* Prompt: In the data below, find every line that has the string "cannot", and copy it.

* Exercise materials:
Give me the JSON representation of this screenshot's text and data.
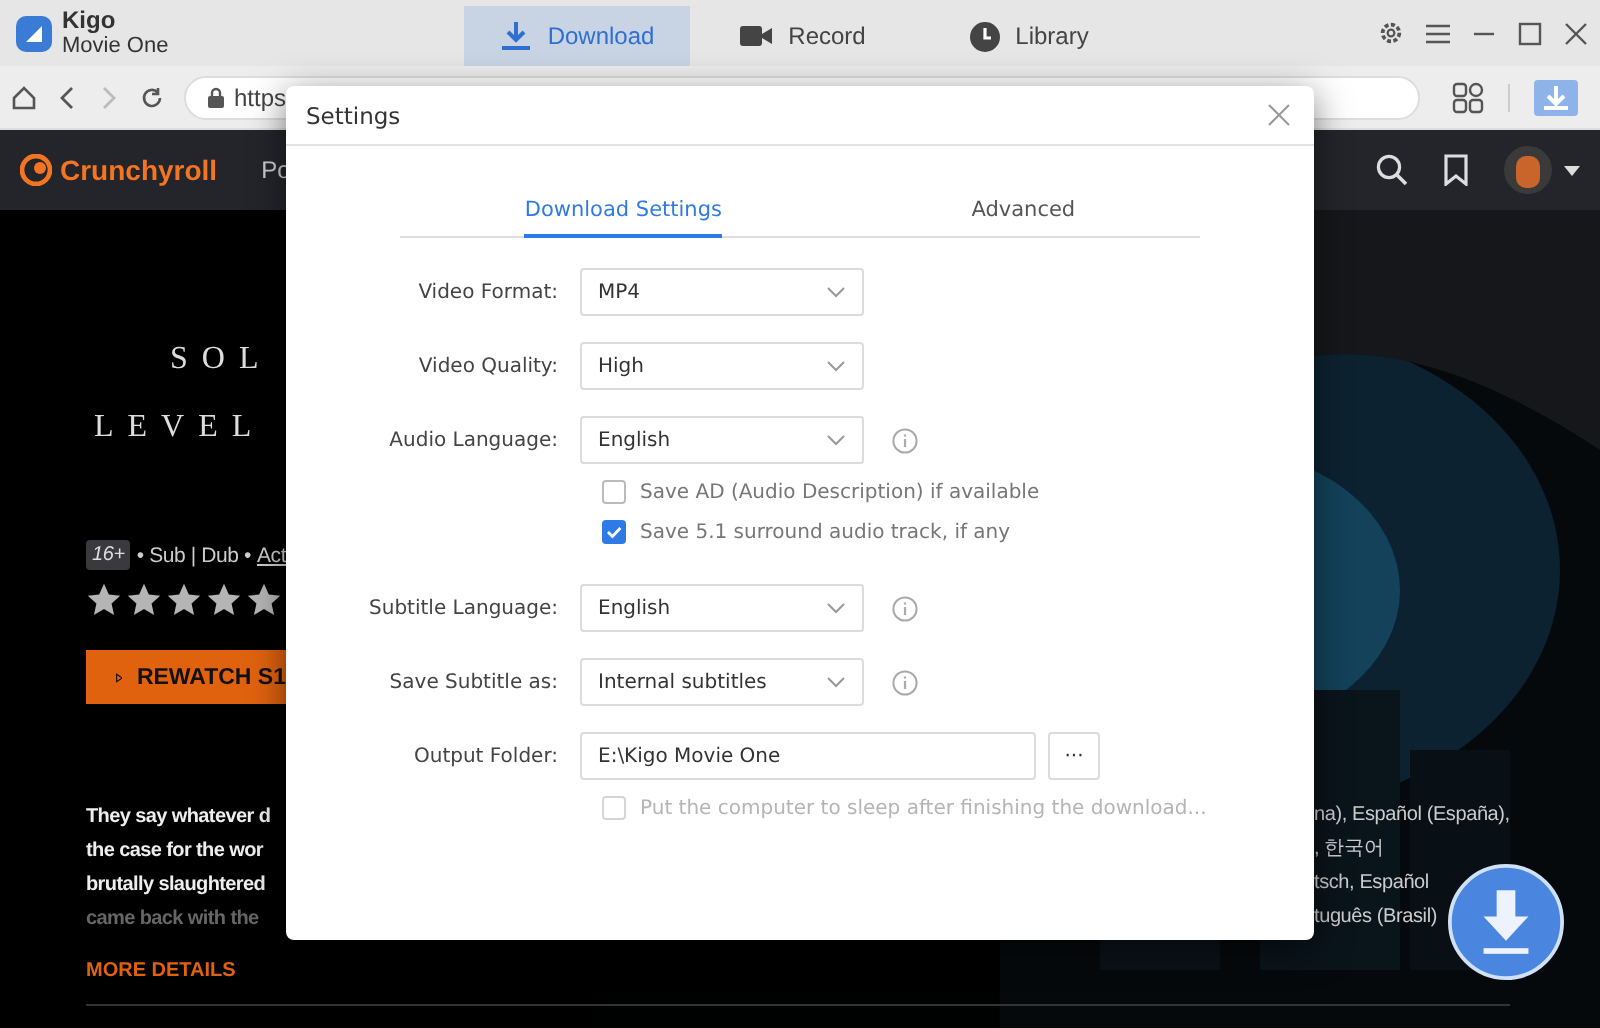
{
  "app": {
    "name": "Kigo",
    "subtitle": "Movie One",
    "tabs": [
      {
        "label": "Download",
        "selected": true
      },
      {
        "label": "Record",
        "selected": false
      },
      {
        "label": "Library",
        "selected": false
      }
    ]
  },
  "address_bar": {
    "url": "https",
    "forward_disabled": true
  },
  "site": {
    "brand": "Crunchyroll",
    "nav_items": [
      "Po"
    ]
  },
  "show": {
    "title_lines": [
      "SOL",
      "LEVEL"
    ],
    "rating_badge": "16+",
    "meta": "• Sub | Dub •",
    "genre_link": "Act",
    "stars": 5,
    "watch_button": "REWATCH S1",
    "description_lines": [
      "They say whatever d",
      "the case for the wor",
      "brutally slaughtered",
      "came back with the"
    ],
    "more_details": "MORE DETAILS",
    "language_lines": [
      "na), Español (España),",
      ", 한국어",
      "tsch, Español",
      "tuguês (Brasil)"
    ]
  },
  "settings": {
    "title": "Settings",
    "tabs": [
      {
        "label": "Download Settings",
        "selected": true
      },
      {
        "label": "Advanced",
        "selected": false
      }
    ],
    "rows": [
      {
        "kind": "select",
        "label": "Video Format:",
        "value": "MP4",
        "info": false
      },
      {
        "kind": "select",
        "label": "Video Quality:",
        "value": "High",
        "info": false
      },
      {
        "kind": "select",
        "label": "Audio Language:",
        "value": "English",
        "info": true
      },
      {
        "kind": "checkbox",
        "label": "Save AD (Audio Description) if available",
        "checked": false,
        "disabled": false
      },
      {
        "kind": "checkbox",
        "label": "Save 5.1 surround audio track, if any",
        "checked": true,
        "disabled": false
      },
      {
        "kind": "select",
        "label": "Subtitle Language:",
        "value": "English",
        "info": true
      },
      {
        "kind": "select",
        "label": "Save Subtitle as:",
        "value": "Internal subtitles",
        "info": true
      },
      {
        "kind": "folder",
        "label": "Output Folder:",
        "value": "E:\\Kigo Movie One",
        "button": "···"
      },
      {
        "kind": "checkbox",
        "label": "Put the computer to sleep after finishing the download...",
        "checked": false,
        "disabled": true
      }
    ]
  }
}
* * *
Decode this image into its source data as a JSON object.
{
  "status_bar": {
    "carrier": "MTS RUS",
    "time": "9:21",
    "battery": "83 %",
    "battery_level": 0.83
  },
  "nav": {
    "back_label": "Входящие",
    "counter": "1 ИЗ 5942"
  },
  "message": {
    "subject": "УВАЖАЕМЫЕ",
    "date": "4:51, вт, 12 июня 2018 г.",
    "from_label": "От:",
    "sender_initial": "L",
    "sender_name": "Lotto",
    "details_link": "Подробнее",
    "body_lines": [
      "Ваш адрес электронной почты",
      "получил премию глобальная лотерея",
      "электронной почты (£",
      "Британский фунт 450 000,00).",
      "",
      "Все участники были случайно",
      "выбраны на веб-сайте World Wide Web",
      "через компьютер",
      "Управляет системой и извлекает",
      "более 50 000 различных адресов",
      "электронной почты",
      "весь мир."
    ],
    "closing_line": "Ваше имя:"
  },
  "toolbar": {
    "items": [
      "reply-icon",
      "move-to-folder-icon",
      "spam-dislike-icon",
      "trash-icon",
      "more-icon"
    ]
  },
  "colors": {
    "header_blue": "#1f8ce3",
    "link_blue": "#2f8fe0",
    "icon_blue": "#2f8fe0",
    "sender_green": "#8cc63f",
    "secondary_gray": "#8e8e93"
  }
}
...
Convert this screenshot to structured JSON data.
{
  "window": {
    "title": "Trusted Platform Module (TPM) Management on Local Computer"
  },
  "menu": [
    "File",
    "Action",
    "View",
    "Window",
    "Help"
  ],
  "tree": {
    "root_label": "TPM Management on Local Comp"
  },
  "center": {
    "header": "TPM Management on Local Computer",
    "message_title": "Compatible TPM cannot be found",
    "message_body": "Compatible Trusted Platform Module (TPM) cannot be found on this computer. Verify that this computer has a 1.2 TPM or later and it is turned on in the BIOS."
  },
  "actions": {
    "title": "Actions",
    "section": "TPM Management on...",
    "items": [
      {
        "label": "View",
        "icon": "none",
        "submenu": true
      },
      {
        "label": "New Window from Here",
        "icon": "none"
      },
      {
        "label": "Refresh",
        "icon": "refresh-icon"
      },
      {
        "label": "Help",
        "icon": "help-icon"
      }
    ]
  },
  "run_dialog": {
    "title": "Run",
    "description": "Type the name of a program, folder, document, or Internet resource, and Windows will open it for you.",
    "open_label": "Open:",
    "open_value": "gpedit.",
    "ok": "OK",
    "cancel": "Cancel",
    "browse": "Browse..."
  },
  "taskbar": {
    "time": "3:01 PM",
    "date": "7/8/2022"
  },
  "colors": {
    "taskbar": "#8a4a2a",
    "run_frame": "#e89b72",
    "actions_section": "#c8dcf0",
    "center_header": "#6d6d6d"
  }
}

* Output:
    "message_title": "Compatible TPM cannot be found",
    "message_body": "Compatible Trusted Platform Module (TPM) cannot be found on this computer. Verify that this computer has a 1.2 TPM or later and it is turned on in the BIOS."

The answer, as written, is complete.